◆ **PROBLEM TO WORK ON**
Tally the lines containing the word "Shanghai" and give the total alone.

◆ **Dataset rows about figures**

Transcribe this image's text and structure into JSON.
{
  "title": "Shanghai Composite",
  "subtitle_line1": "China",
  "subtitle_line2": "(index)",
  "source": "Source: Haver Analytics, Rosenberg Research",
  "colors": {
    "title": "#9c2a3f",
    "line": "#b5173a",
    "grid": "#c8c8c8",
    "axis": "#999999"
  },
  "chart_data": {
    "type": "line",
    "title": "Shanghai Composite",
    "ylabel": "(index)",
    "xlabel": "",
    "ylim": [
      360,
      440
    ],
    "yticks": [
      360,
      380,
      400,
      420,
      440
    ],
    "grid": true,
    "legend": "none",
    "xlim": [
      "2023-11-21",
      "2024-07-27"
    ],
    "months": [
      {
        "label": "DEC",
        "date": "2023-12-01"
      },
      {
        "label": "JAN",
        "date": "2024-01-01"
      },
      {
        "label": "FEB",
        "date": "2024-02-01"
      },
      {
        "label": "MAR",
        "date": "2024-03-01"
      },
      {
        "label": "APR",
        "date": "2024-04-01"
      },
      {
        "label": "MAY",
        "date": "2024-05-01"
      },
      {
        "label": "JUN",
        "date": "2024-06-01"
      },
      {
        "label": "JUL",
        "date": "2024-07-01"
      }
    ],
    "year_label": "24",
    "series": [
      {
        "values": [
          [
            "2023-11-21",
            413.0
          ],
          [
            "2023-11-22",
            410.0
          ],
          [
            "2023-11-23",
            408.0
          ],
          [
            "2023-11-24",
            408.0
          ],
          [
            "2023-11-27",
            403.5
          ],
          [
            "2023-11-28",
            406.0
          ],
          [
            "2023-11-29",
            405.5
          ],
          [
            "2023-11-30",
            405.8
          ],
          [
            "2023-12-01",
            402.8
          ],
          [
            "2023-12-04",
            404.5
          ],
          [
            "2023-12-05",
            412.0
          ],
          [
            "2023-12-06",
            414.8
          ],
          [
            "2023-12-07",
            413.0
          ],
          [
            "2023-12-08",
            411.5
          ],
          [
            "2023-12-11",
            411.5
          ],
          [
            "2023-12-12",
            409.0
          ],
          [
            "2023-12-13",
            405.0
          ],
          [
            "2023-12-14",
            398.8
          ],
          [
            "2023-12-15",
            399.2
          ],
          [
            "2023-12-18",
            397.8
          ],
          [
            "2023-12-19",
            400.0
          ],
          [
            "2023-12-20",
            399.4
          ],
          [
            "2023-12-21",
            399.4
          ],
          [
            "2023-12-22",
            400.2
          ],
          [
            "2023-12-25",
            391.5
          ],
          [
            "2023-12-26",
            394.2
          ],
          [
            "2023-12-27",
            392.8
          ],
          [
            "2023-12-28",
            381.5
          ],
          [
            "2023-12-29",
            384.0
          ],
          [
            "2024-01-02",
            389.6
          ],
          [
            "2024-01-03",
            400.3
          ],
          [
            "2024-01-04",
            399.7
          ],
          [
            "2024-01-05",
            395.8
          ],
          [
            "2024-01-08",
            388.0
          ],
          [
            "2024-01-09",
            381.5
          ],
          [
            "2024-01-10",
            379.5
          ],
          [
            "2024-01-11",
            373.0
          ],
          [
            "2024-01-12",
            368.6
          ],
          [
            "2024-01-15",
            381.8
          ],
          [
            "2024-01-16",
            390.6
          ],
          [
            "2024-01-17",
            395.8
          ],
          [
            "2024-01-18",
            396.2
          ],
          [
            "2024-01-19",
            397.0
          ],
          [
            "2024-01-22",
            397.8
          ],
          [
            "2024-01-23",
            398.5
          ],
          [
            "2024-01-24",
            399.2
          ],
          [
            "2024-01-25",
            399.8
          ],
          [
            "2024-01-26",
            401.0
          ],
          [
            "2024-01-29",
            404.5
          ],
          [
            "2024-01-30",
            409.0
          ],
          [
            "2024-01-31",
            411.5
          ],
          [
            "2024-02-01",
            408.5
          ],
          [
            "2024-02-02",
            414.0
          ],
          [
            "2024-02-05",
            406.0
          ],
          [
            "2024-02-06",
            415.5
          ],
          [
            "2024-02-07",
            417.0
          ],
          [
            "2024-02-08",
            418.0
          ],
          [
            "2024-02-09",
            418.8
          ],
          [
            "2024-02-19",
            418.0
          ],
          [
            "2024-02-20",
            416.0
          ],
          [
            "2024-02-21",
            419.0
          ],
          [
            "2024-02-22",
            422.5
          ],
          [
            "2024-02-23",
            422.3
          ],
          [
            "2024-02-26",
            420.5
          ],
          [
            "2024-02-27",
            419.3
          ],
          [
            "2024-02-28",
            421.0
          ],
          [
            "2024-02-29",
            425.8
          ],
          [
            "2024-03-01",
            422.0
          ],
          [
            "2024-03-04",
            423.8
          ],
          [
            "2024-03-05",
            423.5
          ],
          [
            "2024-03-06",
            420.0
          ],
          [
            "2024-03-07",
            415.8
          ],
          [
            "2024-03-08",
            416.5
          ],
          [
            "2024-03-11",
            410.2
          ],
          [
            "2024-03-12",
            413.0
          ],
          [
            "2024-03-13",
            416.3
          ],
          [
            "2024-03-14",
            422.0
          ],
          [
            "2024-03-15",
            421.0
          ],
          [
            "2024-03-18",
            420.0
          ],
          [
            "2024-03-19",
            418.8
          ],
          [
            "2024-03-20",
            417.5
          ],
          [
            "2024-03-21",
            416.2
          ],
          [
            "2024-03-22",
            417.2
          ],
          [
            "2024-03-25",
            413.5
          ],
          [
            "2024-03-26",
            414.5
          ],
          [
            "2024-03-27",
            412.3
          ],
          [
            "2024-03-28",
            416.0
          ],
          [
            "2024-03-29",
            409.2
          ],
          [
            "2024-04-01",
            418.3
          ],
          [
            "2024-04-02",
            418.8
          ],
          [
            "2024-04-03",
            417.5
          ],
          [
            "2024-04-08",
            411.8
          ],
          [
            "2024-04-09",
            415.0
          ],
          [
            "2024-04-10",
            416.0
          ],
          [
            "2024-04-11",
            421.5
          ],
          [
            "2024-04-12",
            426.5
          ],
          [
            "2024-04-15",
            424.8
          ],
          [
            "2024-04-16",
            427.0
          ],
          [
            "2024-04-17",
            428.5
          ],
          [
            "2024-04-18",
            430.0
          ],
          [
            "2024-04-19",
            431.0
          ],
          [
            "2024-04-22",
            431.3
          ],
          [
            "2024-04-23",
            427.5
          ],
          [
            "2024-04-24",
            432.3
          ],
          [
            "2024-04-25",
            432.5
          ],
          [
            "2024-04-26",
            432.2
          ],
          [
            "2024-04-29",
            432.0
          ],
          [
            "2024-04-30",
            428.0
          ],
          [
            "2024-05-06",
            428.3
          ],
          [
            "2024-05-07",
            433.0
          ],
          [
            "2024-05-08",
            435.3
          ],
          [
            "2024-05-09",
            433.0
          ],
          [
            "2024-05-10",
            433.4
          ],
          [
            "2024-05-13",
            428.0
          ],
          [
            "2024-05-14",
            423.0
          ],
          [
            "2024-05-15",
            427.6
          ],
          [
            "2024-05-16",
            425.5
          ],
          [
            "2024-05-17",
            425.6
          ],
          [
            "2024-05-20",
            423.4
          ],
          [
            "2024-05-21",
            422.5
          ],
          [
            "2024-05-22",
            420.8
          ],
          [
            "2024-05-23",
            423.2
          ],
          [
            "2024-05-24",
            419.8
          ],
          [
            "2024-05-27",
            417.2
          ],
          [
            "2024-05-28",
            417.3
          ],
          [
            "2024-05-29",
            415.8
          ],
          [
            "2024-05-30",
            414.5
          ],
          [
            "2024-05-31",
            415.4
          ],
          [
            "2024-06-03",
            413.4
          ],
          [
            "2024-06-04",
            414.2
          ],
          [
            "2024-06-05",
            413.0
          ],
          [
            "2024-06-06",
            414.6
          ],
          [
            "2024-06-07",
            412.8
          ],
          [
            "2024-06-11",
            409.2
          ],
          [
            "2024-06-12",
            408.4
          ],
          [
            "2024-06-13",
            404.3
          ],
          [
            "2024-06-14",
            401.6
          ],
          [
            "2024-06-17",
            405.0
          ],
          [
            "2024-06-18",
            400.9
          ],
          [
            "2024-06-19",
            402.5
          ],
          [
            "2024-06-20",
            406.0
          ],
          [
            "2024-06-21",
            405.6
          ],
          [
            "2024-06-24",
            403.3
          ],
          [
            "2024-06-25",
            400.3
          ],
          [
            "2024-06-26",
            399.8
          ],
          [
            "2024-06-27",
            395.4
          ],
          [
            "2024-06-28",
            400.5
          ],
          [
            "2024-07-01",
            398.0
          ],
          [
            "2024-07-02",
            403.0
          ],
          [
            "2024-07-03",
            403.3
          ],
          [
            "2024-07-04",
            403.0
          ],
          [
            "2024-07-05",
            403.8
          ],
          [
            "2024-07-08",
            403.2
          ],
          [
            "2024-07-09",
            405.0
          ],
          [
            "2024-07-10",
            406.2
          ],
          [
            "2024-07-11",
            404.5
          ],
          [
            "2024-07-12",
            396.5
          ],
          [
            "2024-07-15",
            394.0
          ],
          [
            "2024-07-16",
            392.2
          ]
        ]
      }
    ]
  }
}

◆ **RESPONSE**
2